▶ [WHAT YOU ARE ASKED TO DO]: Omit all pictures, then retype the data exactly as given.

— START —

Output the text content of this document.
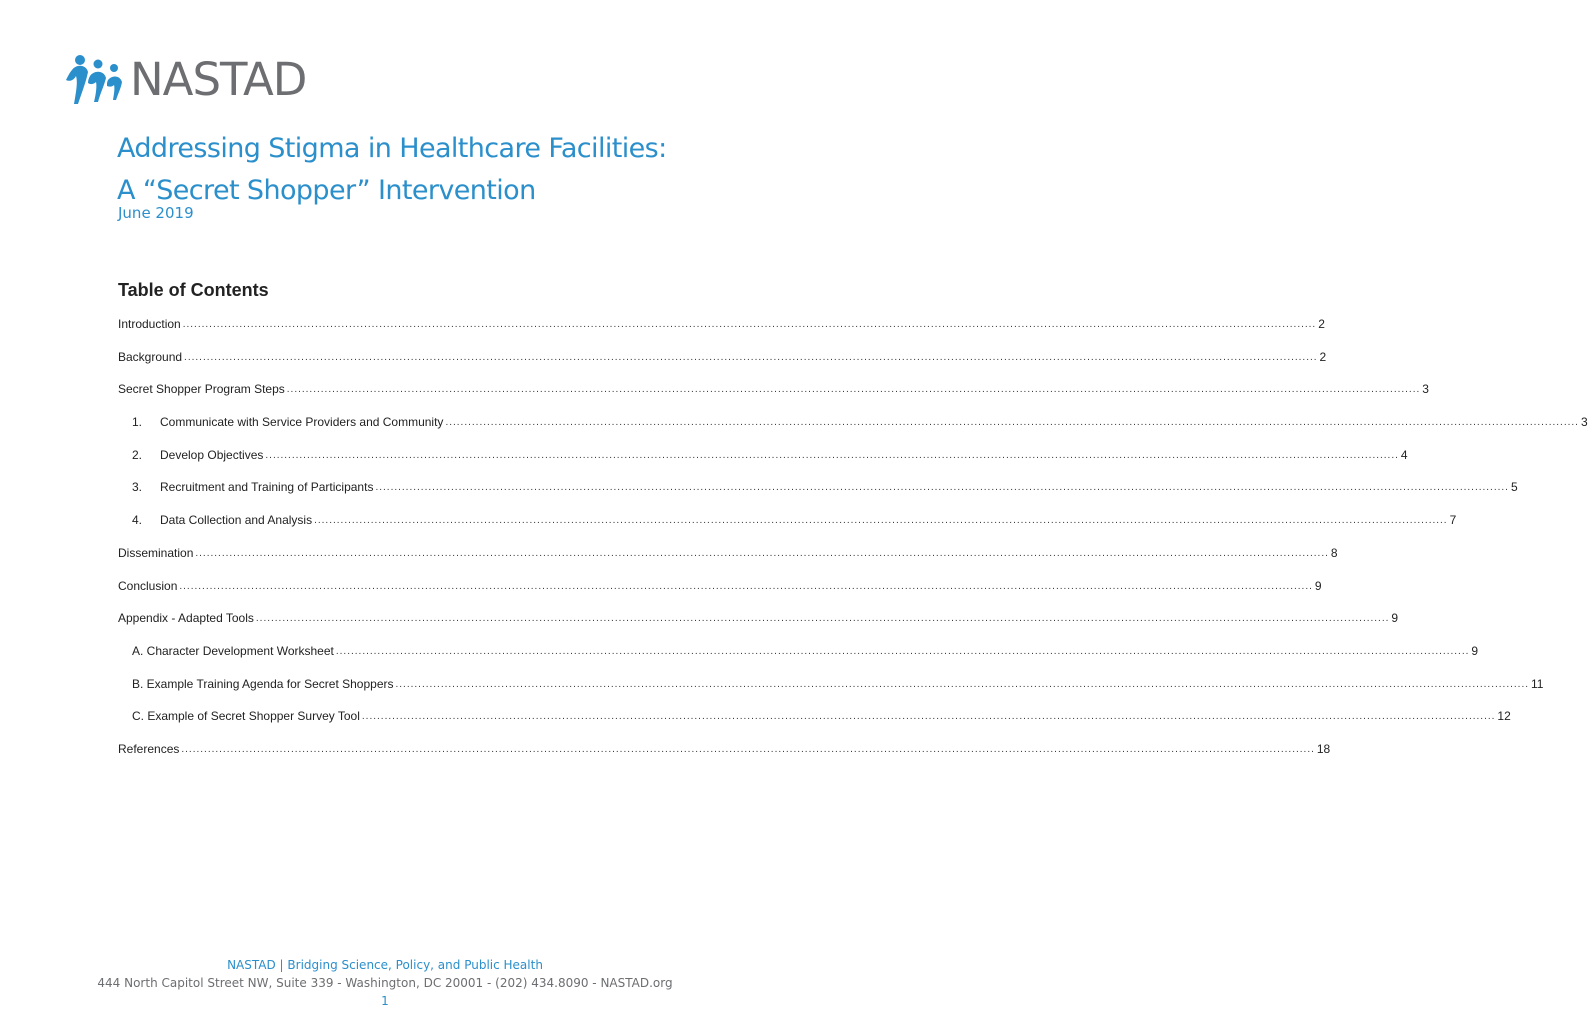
NASTAD
Addressing Stigma in Healthcare Facilities:
A “Secret Shopper” Intervention
June 2019
Table of Contents
Introduction ............................................................................................................................................................................................................................................................................................................ 2
Background ............................................................................................................................................................................................................................................................................................................ 2
Secret Shopper Program Steps ............................................................................................................................................................................................................................................................................................................ 3
1.	Communicate with Service Providers and Community ............................................................................................................................................................................................................................................................................................................ 3
2.	Develop Objectives ............................................................................................................................................................................................................................................................................................................ 4
3.	Recruitment and Training of Participants ............................................................................................................................................................................................................................................................................................................ 5
4.	Data Collection and Analysis ............................................................................................................................................................................................................................................................................................................ 7
Dissemination ............................................................................................................................................................................................................................................................................................................ 8
Conclusion ............................................................................................................................................................................................................................................................................................................ 9
Appendix - Adapted Tools ............................................................................................................................................................................................................................................................................................................ 9
A. Character Development Worksheet ............................................................................................................................................................................................................................................................................................................ 9
B. Example Training Agenda for Secret Shoppers ............................................................................................................................................................................................................................................................................................................ 11
C. Example of Secret Shopper Survey Tool ............................................................................................................................................................................................................................................................................................................ 12
References ............................................................................................................................................................................................................................................................................................................ 18
NASTAD | Bridging Science, Policy, and Public Health
444 North Capitol Street NW, Suite 339 - Washington, DC 20001 - (202) 434.8090 - NASTAD.org
1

— END —

▶ [COMPLETED EXERCISE]:
Output the text content of this document.
NASTAD
Addressing Stigma in Healthcare Facilities:
A “Secret Shopper” Intervention
June 2019
Table of Contents
Introduction ............................................................................................................................................................................................................................................................................................................ 2
Background ............................................................................................................................................................................................................................................................................................................ 2
Secret Shopper Program Steps ............................................................................................................................................................................................................................................................................................................ 3
1.	Communicate with Service Providers and Community ............................................................................................................................................................................................................................................................................................................ 3
2.	Develop Objectives ............................................................................................................................................................................................................................................................................................................ 4
3.	Recruitment and Training of Participants ............................................................................................................................................................................................................................................................................................................ 5
4.	Data Collection and Analysis ............................................................................................................................................................................................................................................................................................................ 7
Dissemination ............................................................................................................................................................................................................................................................................................................ 8
Conclusion ............................................................................................................................................................................................................................................................................................................ 9
Appendix - Adapted Tools ............................................................................................................................................................................................................................................................................................................ 9
A. Character Development Worksheet ............................................................................................................................................................................................................................................................................................................ 9
B. Example Training Agenda for Secret Shoppers ............................................................................................................................................................................................................................................................................................................ 11
C. Example of Secret Shopper Survey Tool ............................................................................................................................................................................................................................................................................................................ 12
References ............................................................................................................................................................................................................................................................................................................ 18
NASTAD | Bridging Science, Policy, and Public Health
444 North Capitol Street NW, Suite 339 - Washington, DC 20001 - (202) 434.8090 - NASTAD.org
1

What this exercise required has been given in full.